Items listed in a dataset
##############################

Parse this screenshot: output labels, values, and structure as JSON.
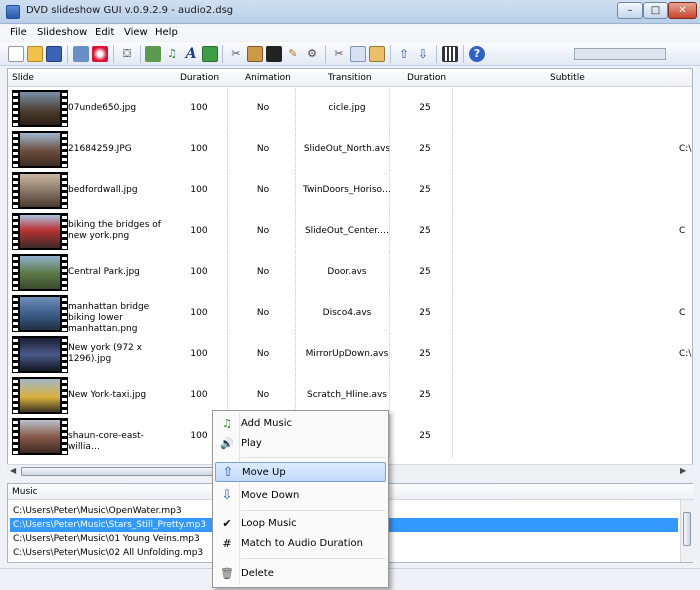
{
  "window": {
    "title": "DVD slideshow GUI v.0.9.2.9 - audio2.dsg",
    "min": "–",
    "max": "□",
    "close": "✕"
  },
  "menu": [
    "File",
    "Slideshow",
    "Edit",
    "View",
    "Help"
  ],
  "table": {
    "headers": {
      "slide": "Slide",
      "duration": "Duration",
      "animation": "Animation",
      "transition": "Transition",
      "tduration": "Duration",
      "subtitle": "Subtitle"
    },
    "rows": [
      {
        "name": "07unde650.jpg",
        "duration": "100",
        "animation": "No",
        "transition": "cicle.jpg",
        "tduration": "25",
        "edge": ""
      },
      {
        "name": "21684259.JPG",
        "duration": "100",
        "animation": "No",
        "transition": "SlideOut_North.avs",
        "tduration": "25",
        "edge": "C:\\"
      },
      {
        "name": "bedfordwall.jpg",
        "duration": "100",
        "animation": "No",
        "transition": "TwinDoors_Horiso…",
        "tduration": "25",
        "edge": ""
      },
      {
        "name": "biking the bridges of new york.png",
        "duration": "100",
        "animation": "No",
        "transition": "SlideOut_Center.…",
        "tduration": "25",
        "edge": "C"
      },
      {
        "name": "Central Park.jpg",
        "duration": "100",
        "animation": "No",
        "transition": "Door.avs",
        "tduration": "25",
        "edge": ""
      },
      {
        "name": "manhattan bridge biking lower manhattan.png",
        "duration": "100",
        "animation": "No",
        "transition": "Disco4.avs",
        "tduration": "25",
        "edge": "C"
      },
      {
        "name": "New york (972 x 1296).jpg",
        "duration": "100",
        "animation": "No",
        "transition": "MirrorUpDown.avs",
        "tduration": "25",
        "edge": "C:\\"
      },
      {
        "name": "New York-taxi.jpg",
        "duration": "100",
        "animation": "No",
        "transition": "Scratch_Hline.avs",
        "tduration": "25",
        "edge": ""
      },
      {
        "name": "shaun-core-east-willia…",
        "duration": "100",
        "animation": "",
        "transition": "",
        "tduration": "25",
        "edge": ""
      }
    ]
  },
  "music": {
    "header": "Music",
    "rows": [
      {
        "path": "C:\\Users\\Peter\\Music\\OpenWater.mp3",
        "selected": false
      },
      {
        "path": "C:\\Users\\Peter\\Music\\Stars_Still_Pretty.mp3",
        "selected": true
      },
      {
        "path": "C:\\Users\\Peter\\Music\\01 Young Veins.mp3",
        "selected": false
      },
      {
        "path": "C:\\Users\\Peter\\Music\\02 All Unfolding.mp3",
        "selected": false
      }
    ]
  },
  "context_menu": {
    "add_music": "Add Music",
    "play": "Play",
    "move_up": "Move Up",
    "move_down": "Move Down",
    "loop_music": "Loop Music",
    "match_duration": "Match to Audio Duration",
    "delete": "Delete",
    "highlighted": "move_up"
  },
  "colors": {
    "selection": "#3399ff",
    "menu_highlight": "#c1dbfc"
  }
}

##############################

Scan the lines for the string "biking". Copy out each line that matches.

» **FINISHED ANSWER**
        "name": "biking the bridges of new york.png",
        "name": "manhattan bridge biking lower manhattan.png",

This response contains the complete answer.